Listed records.
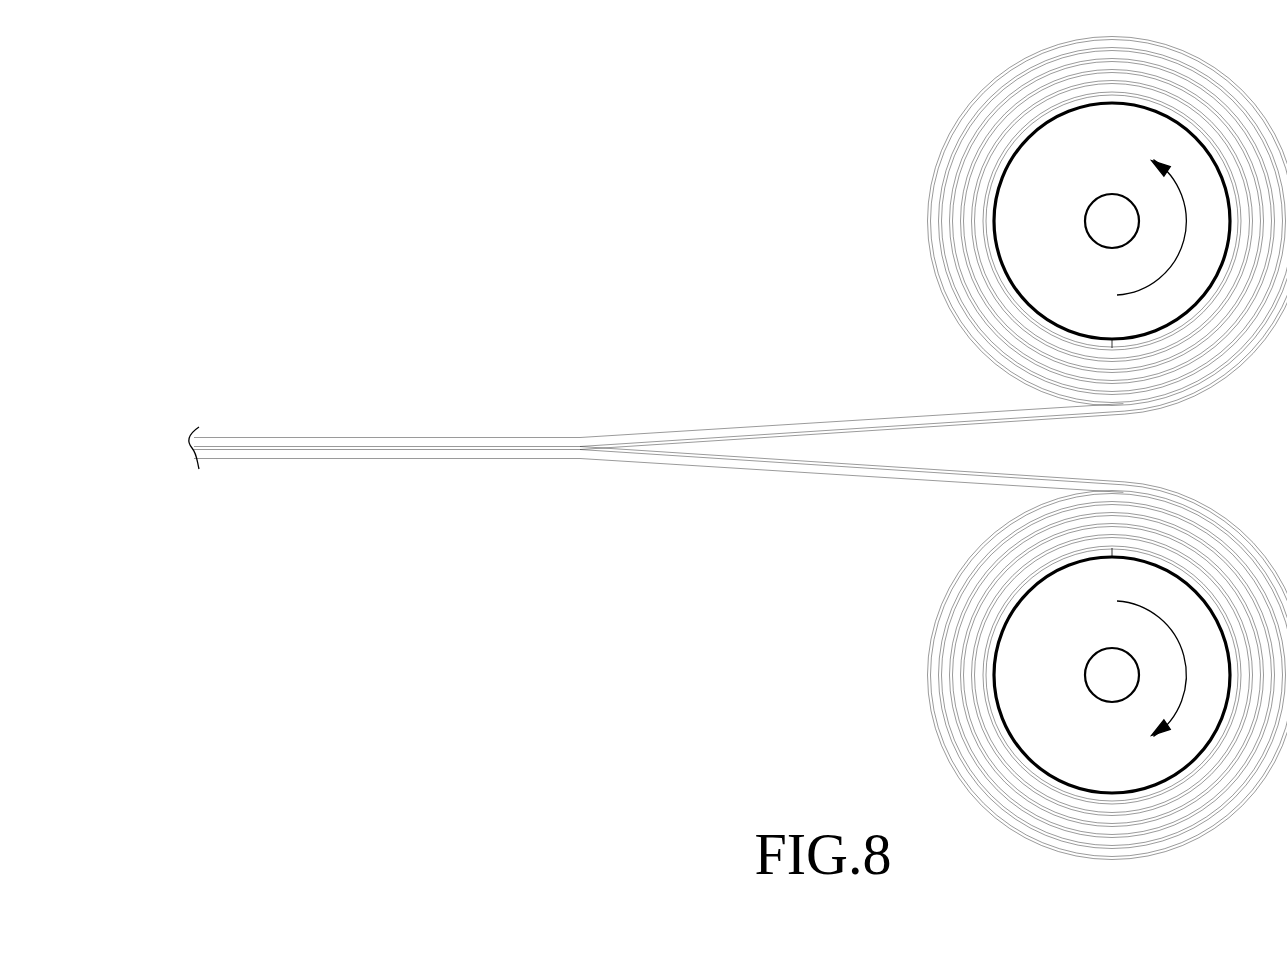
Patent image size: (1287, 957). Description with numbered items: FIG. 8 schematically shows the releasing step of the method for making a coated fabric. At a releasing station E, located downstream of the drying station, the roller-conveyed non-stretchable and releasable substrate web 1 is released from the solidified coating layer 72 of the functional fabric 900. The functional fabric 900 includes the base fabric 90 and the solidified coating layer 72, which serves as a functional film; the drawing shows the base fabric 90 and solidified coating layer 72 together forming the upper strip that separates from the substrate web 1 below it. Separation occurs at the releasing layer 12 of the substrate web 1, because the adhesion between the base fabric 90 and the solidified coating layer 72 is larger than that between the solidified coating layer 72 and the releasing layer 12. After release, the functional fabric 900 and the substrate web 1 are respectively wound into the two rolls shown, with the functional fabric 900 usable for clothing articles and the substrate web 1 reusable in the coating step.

The functional fabric 900 is at (745, 307).
The base fabric 90 is at (681, 431).
The solidified coating layer 72 is at (744, 437).
The releasing station E is at (812, 415).
The releasing layer 12 is at (883, 466).
The non-stretchable and releasable substrate web 1 is at (800, 471).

Set exercise. Copy every line of the listing above word for word, leaving out the picture.

Correct result.
Patent image size: (1287, 957). Description with numbered items: FIG. 8 schematically shows the releasing step of the method for making a coated fabric. At a releasing station E, located downstream of the drying station, the roller-conveyed non-stretchable and releasable substrate web 1 is released from the solidified coating layer 72 of the functional fabric 900. The functional fabric 900 includes the base fabric 90 and the solidified coating layer 72, which serves as a functional film; the drawing shows the base fabric 90 and solidified coating layer 72 together forming the upper strip that separates from the substrate web 1 below it. Separation occurs at the releasing layer 12 of the substrate web 1, because the adhesion between the base fabric 90 and the solidified coating layer 72 is larger than that between the solidified coating layer 72 and the releasing layer 12. After release, the functional fabric 900 and the substrate web 1 are respectively wound into the two rolls shown, with the functional fabric 900 usable for clothing articles and the substrate web 1 reusable in the coating step.

The functional fabric 900 is at (745, 307).
The base fabric 90 is at (681, 431).
The solidified coating layer 72 is at (744, 437).
The releasing station E is at (812, 415).
The releasing layer 12 is at (883, 466).
The non-stretchable and releasable substrate web 1 is at (800, 471).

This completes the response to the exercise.